Aim of the task: Format the records from the line containing "cell-index: 42 xyxy=(386,315,420,348)" through the line containing "import-data-button[interactable]: Import Data" as a Markdown table with the columns "Number" and "Text", numbering each line and leaving out blank lines.

(Coordinate annotation records)

>>

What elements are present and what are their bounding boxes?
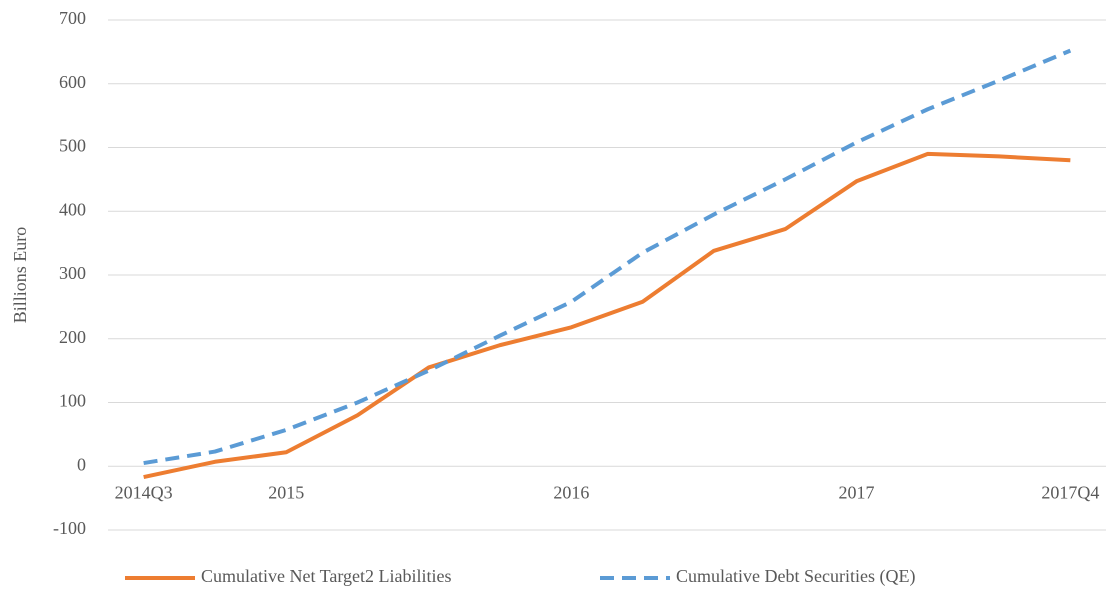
y-tick-label: 0 — [77, 454, 86, 474]
y-tick-label: 100 — [59, 391, 86, 411]
y-tick-label: 200 — [59, 327, 86, 347]
x-tick-label: 2014Q3 — [115, 482, 173, 502]
series-line — [143, 151, 1071, 480]
y-tick-label: 500 — [59, 136, 86, 156]
y-tick-label: 300 — [59, 263, 86, 283]
series-line — [143, 48, 1072, 466]
x-tick-label: 2015 — [268, 482, 304, 502]
x-tick-label: 2017 — [839, 482, 875, 502]
y-tick-label: -100 — [53, 518, 86, 538]
y-tick-label: 700 — [59, 8, 86, 28]
x-tick-label: 2017Q4 — [1041, 482, 1099, 502]
y-tick-label: 600 — [59, 72, 86, 92]
y-tick-label: 400 — [59, 199, 86, 219]
legend-label: Cumulative Net Target2 Liabilities — [201, 566, 452, 586]
legend-label: Cumulative Debt Securities (QE) — [676, 566, 915, 587]
y-axis-title: Billions Euro — [10, 227, 30, 324]
x-tick-label: 2016 — [553, 482, 589, 502]
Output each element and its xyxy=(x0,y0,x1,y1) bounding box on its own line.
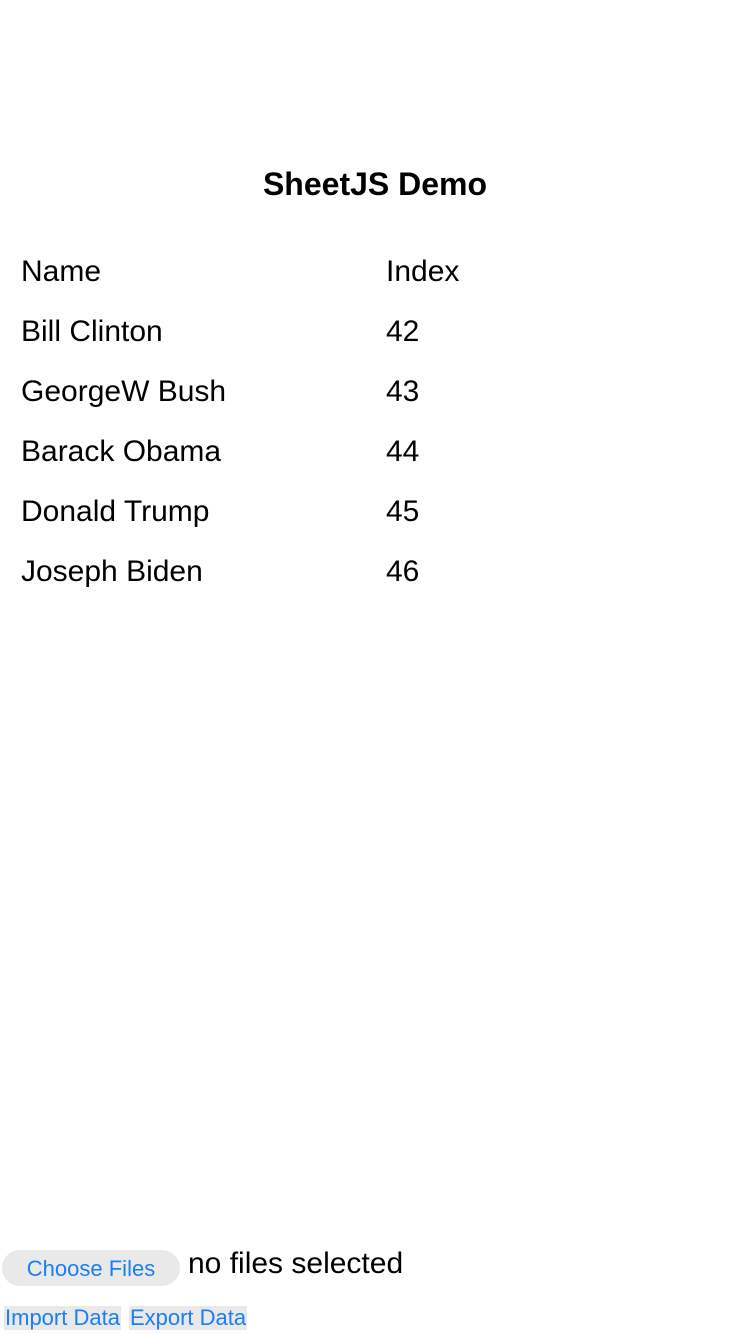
cell-index: 42 xyxy=(386,315,420,348)
cell-index: 46 xyxy=(386,555,420,588)
table-row: GeorgeW Bush 43 xyxy=(21,370,459,430)
cell-name: Bill Clinton xyxy=(21,315,163,348)
table-header: Name Index xyxy=(21,250,459,310)
cell-name: Barack Obama xyxy=(21,435,222,468)
data-table: Name Index Bill Clinton 42 GeorgeW Bush … xyxy=(21,250,459,610)
import-data-button[interactable]: Import Data xyxy=(4,1305,121,1330)
choose-files-button[interactable]: Choose Files xyxy=(2,1250,180,1286)
page-title: SheetJS Demo xyxy=(262,166,488,202)
table-row: Bill Clinton 42 xyxy=(21,310,459,370)
cell-index: 45 xyxy=(386,495,420,528)
table-row: Joseph Biden 46 xyxy=(21,550,459,610)
header-index: Index xyxy=(386,255,460,288)
action-buttons: Import Data Export Data xyxy=(4,1305,248,1330)
cell-name: GeorgeW Bush xyxy=(21,375,227,408)
header-name: Name xyxy=(21,255,102,288)
file-status: no files selected xyxy=(188,1247,404,1280)
table-row: Barack Obama 44 xyxy=(21,430,459,490)
cell-name: Donald Trump xyxy=(21,495,210,528)
cell-name: Joseph Biden xyxy=(21,555,203,588)
file-input: Choose Files no files selected xyxy=(2,1247,404,1286)
export-data-button[interactable]: Export Data xyxy=(128,1305,248,1330)
cell-index: 44 xyxy=(386,435,420,468)
table-row: Donald Trump 45 xyxy=(21,490,459,550)
cell-index: 43 xyxy=(386,375,420,408)
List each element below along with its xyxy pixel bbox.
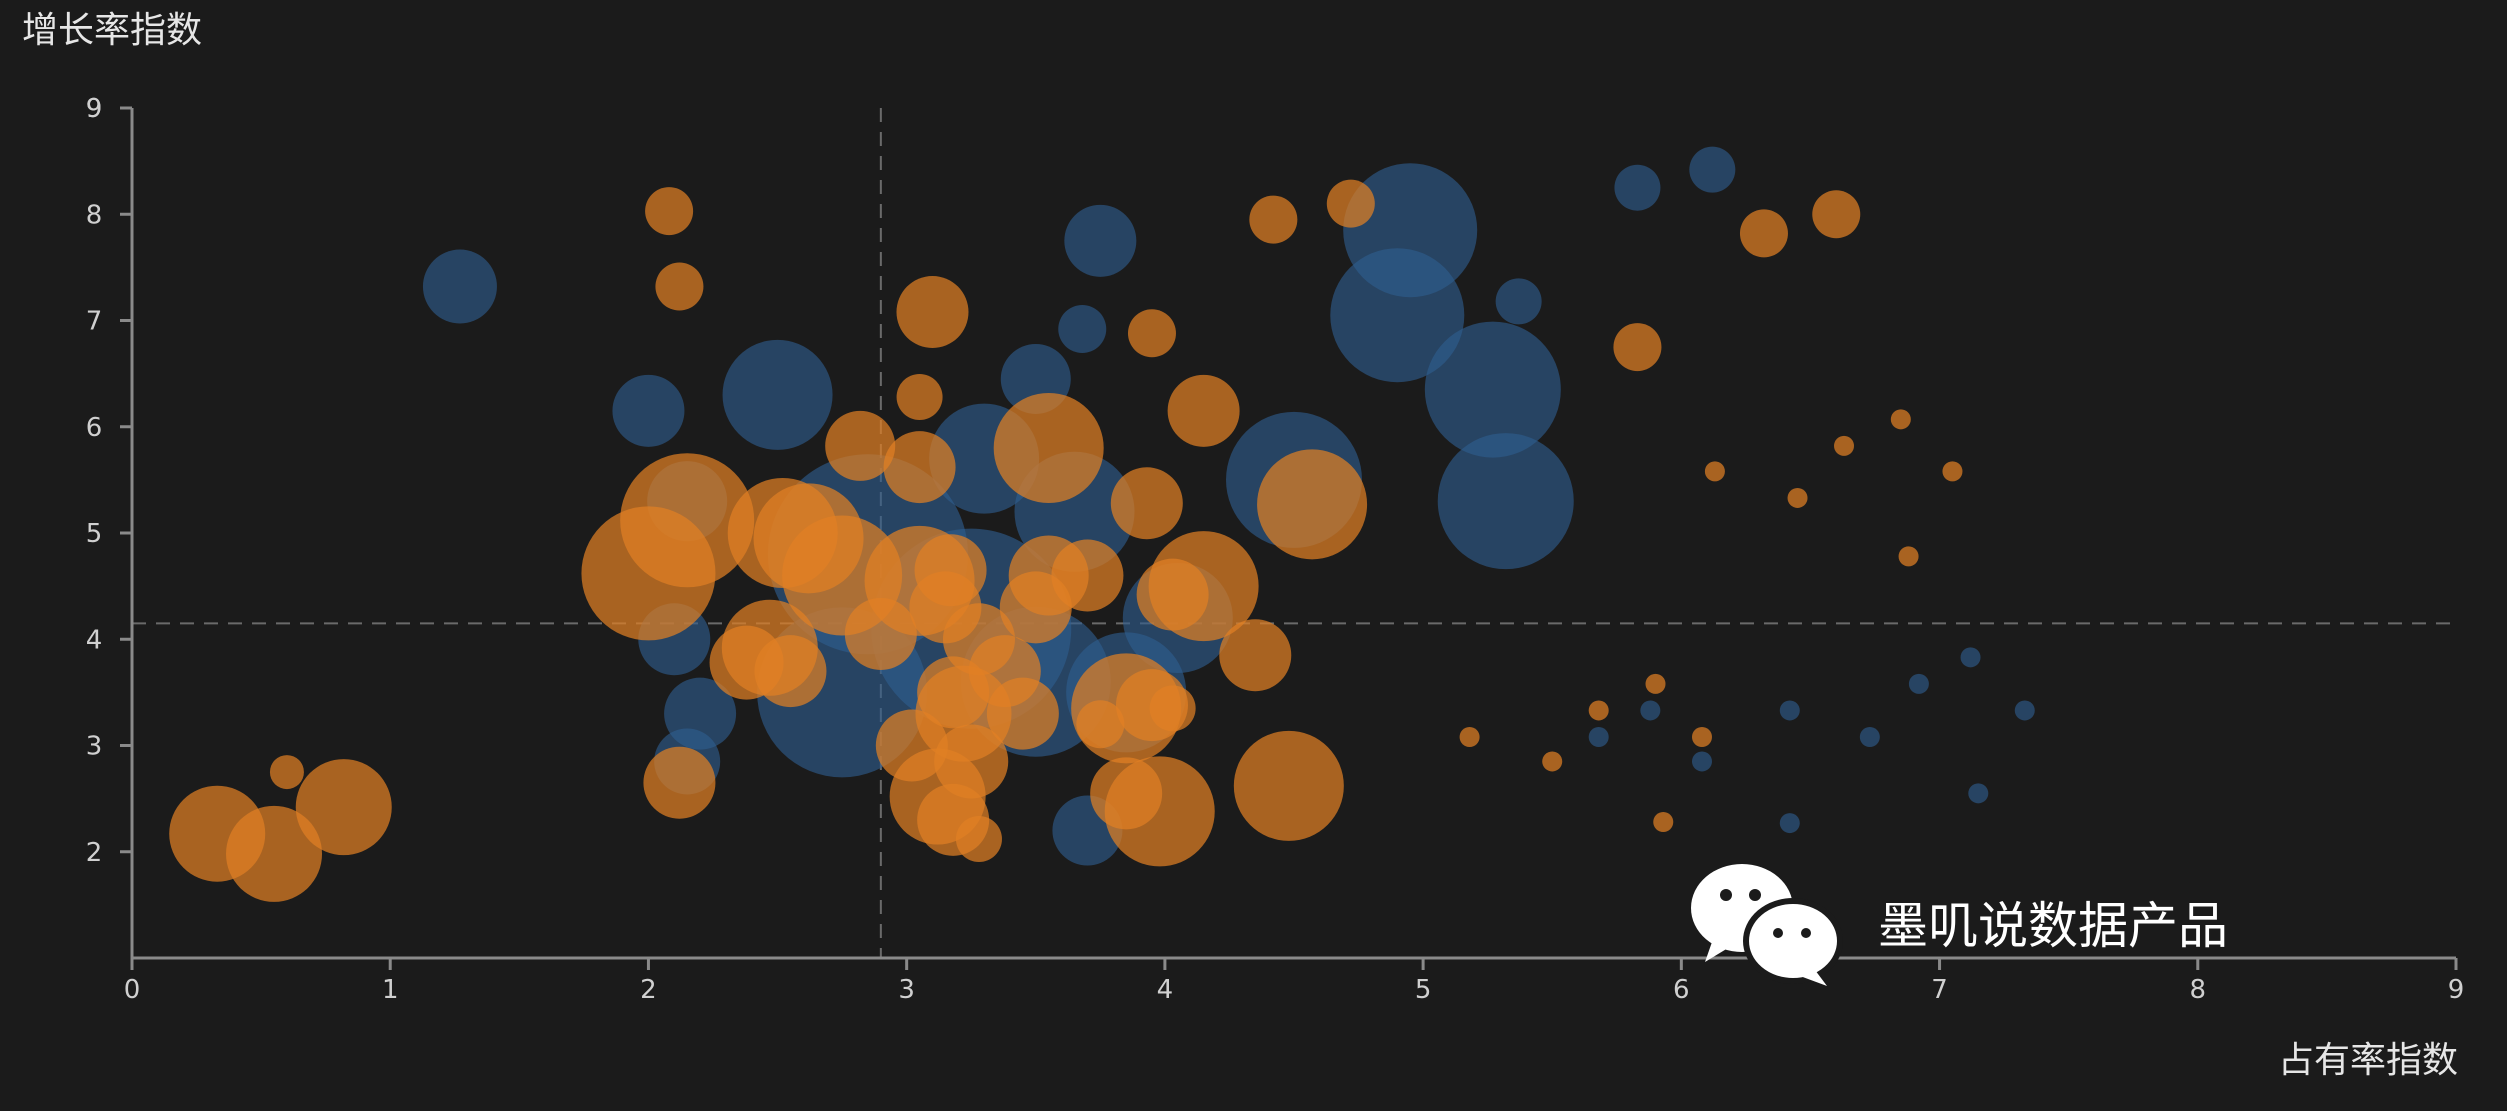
bubble-orange	[655, 262, 704, 311]
bubble-blue	[1689, 146, 1736, 193]
bubble-blue	[1064, 204, 1137, 277]
bubble-blue	[1588, 727, 1609, 747]
bubble-blue	[1968, 783, 1989, 804]
bubble-blue	[1779, 700, 1800, 721]
x-tick-label: 4	[1157, 975, 1174, 1005]
y-tick-label: 3	[86, 732, 103, 762]
bubble-orange	[883, 431, 956, 504]
x-tick-label: 3	[898, 975, 915, 1005]
bubble-blue	[612, 374, 685, 447]
bubble-orange	[1459, 727, 1480, 747]
bubble-blue	[1495, 278, 1542, 325]
y-tick-label: 9	[86, 94, 103, 124]
bubble-orange	[1257, 449, 1368, 560]
bubble-orange	[1051, 539, 1124, 612]
bubble-orange	[1104, 756, 1215, 867]
bubble-orange	[226, 805, 323, 902]
y-tick-label: 2	[86, 838, 103, 868]
bubble-orange	[754, 635, 827, 708]
bubble-blue	[1330, 248, 1465, 383]
bubble-orange	[1691, 727, 1712, 747]
bubble-orange	[1653, 812, 1674, 832]
x-tick-label: 2	[640, 975, 657, 1005]
bubble-orange	[986, 677, 1059, 750]
bubble-orange	[1613, 323, 1662, 372]
bubble-blue	[722, 339, 833, 450]
bubble-orange	[1149, 685, 1196, 732]
bubble-orange	[645, 187, 694, 236]
bubble-orange	[1136, 558, 1209, 631]
x-tick-label: 0	[124, 975, 141, 1005]
bubble-orange	[295, 759, 392, 856]
bubble-orange	[269, 755, 304, 790]
bubble-blue	[1614, 164, 1661, 211]
bubble-blue	[1640, 700, 1661, 721]
bubble-orange	[1739, 209, 1788, 258]
y-axis-title: 增长率指数	[22, 10, 202, 51]
bubble-blue	[2014, 700, 2035, 721]
bubble-orange	[993, 393, 1104, 503]
bubble-blue	[1859, 727, 1880, 747]
bubble-orange	[1890, 409, 1911, 430]
x-tick-label: 7	[1931, 975, 1948, 1005]
x-tick-label: 8	[2190, 975, 2207, 1005]
bubble-orange	[1787, 487, 1808, 508]
bubble-orange	[1127, 309, 1176, 358]
y-tick-label: 5	[86, 519, 103, 549]
bubble-orange	[1233, 730, 1344, 841]
y-tick-label: 7	[86, 307, 103, 337]
bubble-orange	[1167, 374, 1240, 447]
x-tick-label: 9	[2448, 975, 2465, 1005]
bubble-orange	[914, 534, 987, 607]
bubble-orange	[999, 571, 1072, 644]
bubble-orange	[1219, 619, 1292, 692]
bubble-orange	[1326, 179, 1375, 228]
bubble-blue	[1691, 751, 1712, 772]
bubble-orange	[896, 276, 969, 348]
bubble-orange	[1110, 467, 1183, 540]
bubble-orange	[825, 410, 896, 481]
bubble-blue	[1058, 305, 1107, 353]
wechat-icon	[1691, 864, 1843, 986]
y-tick-label: 9	[86, 94, 103, 124]
bubble-orange	[955, 816, 1002, 862]
bubble-orange	[620, 453, 755, 588]
bubble-orange	[1704, 461, 1725, 482]
bubble-orange	[643, 746, 716, 819]
x-tick-label: 5	[1415, 975, 1432, 1005]
y-tick-label: 4	[86, 625, 103, 655]
reference-lines	[132, 108, 2456, 958]
x-axis-title: 占有率指数	[2278, 1040, 2458, 1081]
bubble-blue	[1424, 321, 1561, 458]
bubble-orange	[1834, 435, 1855, 456]
watermark-text: 墨叽说数据产品	[1878, 897, 2228, 955]
bubble-blue	[1779, 813, 1800, 834]
y-tick-label: 6	[86, 413, 103, 443]
bubble-orange	[1942, 461, 1963, 482]
watermark: 墨叽说数据产品	[1691, 864, 2228, 986]
bubble-orange	[1249, 195, 1298, 244]
x-tick-label: 1	[382, 975, 399, 1005]
bubble-orange	[1898, 546, 1919, 567]
bubble-orange	[1542, 751, 1563, 772]
x-tick-label: 6	[1673, 975, 1690, 1005]
bubble-orange	[1588, 700, 1609, 721]
bubble-blue	[1960, 647, 1981, 668]
y-tick-label: 8	[86, 200, 103, 230]
bubble-orange	[1645, 673, 1666, 694]
series-orange	[169, 179, 1963, 902]
bubble-orange	[1812, 190, 1861, 239]
bubble-blue	[1437, 433, 1574, 570]
bubble-orange	[896, 374, 943, 420]
bubble-blue	[422, 249, 497, 324]
bubble-blue	[1908, 673, 1929, 694]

<<

Exercise result:
| Number | Text |
|---|---|
| 1 | cell-index: 42 xyxy=(386,315,420,348) |
| 2 | cell-index: 46 xyxy=(386,555,420,588) |
| 3 | table-row: GeorgeW Bush 43 xyxy=(21,370,459,430) |
| 4 | cell-name: Bill Clinton xyxy=(21,315,163,348) |
| 5 | table-header: Name Index xyxy=(21,250,459,310) |
| 6 | cell-name: Barack Obama xyxy=(21,435,222,468) |
| 7 | data-table: Name Index Bill Clinton 42 GeorgeW Bush … xyxy=(21,250,459,610) |
| 8 | import-data-button[interactable]: Import Data xyxy=(4,1305,121,1330) |